* _EXERCISE DIRECTIONS_
State how many lines of the entries hold the string "will", and output nothing but that count.

* _RECORDS PROVIDED_
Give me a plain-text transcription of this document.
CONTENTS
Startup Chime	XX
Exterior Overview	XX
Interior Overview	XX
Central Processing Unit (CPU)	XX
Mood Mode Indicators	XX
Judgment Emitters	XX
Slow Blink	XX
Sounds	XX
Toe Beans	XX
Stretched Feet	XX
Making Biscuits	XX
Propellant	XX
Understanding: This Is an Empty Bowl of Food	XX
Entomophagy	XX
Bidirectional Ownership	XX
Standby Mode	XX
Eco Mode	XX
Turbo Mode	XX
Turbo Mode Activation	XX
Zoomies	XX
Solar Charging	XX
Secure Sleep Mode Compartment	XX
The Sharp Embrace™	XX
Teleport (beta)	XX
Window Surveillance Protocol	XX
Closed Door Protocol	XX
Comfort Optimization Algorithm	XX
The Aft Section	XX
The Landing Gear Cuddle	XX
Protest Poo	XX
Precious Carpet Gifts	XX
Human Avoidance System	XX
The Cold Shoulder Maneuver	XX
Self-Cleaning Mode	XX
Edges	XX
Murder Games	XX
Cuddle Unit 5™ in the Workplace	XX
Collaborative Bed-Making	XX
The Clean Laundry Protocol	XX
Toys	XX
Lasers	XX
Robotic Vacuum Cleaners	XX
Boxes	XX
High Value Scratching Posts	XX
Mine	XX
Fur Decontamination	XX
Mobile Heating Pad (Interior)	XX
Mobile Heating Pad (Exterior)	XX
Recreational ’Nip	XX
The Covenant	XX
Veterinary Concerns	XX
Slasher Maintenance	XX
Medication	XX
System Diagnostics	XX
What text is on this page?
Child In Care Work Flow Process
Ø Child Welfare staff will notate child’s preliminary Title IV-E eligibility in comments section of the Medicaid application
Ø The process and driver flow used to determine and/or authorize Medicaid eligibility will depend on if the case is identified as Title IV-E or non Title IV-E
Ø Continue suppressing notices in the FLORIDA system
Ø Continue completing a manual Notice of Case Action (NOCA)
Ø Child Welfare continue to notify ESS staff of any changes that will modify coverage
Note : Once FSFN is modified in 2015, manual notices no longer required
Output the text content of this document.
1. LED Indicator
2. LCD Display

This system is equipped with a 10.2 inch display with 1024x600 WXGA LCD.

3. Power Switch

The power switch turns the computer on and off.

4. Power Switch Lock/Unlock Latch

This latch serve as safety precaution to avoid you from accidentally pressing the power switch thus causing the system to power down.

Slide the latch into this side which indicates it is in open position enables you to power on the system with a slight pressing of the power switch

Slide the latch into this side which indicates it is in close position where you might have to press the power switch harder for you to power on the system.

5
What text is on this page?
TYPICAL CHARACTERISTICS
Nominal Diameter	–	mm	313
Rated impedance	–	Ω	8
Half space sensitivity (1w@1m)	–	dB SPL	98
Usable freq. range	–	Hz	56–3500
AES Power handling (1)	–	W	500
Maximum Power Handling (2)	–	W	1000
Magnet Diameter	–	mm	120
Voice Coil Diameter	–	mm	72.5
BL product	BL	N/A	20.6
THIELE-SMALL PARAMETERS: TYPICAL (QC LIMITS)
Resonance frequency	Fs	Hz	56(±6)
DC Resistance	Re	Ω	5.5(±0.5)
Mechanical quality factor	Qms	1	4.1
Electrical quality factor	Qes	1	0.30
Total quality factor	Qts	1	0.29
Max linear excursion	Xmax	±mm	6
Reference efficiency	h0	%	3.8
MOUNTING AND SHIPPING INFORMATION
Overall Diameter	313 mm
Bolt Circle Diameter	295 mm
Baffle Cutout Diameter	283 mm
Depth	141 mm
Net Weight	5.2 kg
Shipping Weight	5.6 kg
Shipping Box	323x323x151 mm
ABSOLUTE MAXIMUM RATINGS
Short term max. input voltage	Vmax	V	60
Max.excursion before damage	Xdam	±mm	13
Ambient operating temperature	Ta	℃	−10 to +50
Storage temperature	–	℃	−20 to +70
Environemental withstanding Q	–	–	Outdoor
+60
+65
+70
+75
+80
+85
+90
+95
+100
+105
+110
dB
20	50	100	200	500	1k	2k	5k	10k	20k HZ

* _CORRECT OUTPUT_
3